### SOURCE DATA
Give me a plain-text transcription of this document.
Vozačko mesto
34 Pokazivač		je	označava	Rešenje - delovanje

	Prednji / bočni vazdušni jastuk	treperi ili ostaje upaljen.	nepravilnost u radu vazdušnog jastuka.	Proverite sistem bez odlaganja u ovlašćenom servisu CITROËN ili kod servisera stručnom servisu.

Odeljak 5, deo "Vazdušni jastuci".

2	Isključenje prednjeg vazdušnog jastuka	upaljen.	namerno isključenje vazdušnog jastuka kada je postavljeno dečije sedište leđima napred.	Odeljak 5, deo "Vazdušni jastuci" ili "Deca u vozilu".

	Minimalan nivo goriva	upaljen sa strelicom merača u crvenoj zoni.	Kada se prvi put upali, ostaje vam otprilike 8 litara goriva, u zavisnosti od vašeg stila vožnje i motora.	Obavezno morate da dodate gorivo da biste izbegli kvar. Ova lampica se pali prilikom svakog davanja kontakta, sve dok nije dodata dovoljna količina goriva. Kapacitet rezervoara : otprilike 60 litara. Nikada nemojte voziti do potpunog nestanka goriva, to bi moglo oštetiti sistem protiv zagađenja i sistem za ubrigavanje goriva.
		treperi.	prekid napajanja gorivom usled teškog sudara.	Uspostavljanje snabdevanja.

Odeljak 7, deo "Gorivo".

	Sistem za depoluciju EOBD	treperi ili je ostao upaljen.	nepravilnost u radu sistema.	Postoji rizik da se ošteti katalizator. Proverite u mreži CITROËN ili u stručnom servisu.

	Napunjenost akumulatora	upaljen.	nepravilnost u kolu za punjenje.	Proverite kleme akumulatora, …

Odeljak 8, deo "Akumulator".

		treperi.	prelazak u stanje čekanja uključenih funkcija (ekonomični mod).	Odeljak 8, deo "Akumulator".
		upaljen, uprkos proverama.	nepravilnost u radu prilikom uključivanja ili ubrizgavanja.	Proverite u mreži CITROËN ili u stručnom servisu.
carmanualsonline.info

### AIM OF THE EXERCISE
Retype the records above exactly.

### RESPONSE TO THE TASK
Give me a plain-text transcription of this document.
Vozačko mesto
34 Pokazivač		je	označava	Rešenje - delovanje

	Prednji / bočni vazdušni jastuk	treperi ili ostaje upaljen.	nepravilnost u radu vazdušnog jastuka.	Proverite sistem bez odlaganja u ovlašćenom servisu CITROËN ili kod servisera stručnom servisu.

Odeljak 5, deo "Vazdušni jastuci".

2	Isključenje prednjeg vazdušnog jastuka	upaljen.	namerno isključenje vazdušnog jastuka kada je postavljeno dečije sedište leđima napred.	Odeljak 5, deo "Vazdušni jastuci" ili "Deca u vozilu".

	Minimalan nivo goriva	upaljen sa strelicom merača u crvenoj zoni.	Kada se prvi put upali, ostaje vam otprilike 8 litara goriva, u zavisnosti od vašeg stila vožnje i motora.	Obavezno morate da dodate gorivo da biste izbegli kvar. Ova lampica se pali prilikom svakog davanja kontakta, sve dok nije dodata dovoljna količina goriva. Kapacitet rezervoara : otprilike 60 litara. Nikada nemojte voziti do potpunog nestanka goriva, to bi moglo oštetiti sistem protiv zagađenja i sistem za ubrigavanje goriva.
		treperi.	prekid napajanja gorivom usled teškog sudara.	Uspostavljanje snabdevanja.

Odeljak 7, deo "Gorivo".

	Sistem za depoluciju EOBD	treperi ili je ostao upaljen.	nepravilnost u radu sistema.	Postoji rizik da se ošteti katalizator. Proverite u mreži CITROËN ili u stručnom servisu.

	Napunjenost akumulatora	upaljen.	nepravilnost u kolu za punjenje.	Proverite kleme akumulatora, …

Odeljak 8, deo "Akumulator".

		treperi.	prelazak u stanje čekanja uključenih funkcija (ekonomični mod).	Odeljak 8, deo "Akumulator".
		upaljen, uprkos proverama.	nepravilnost u radu prilikom uključivanja ili ubrizgavanja.	Proverite u mreži CITROËN ili u stručnom servisu.
carmanualsonline.info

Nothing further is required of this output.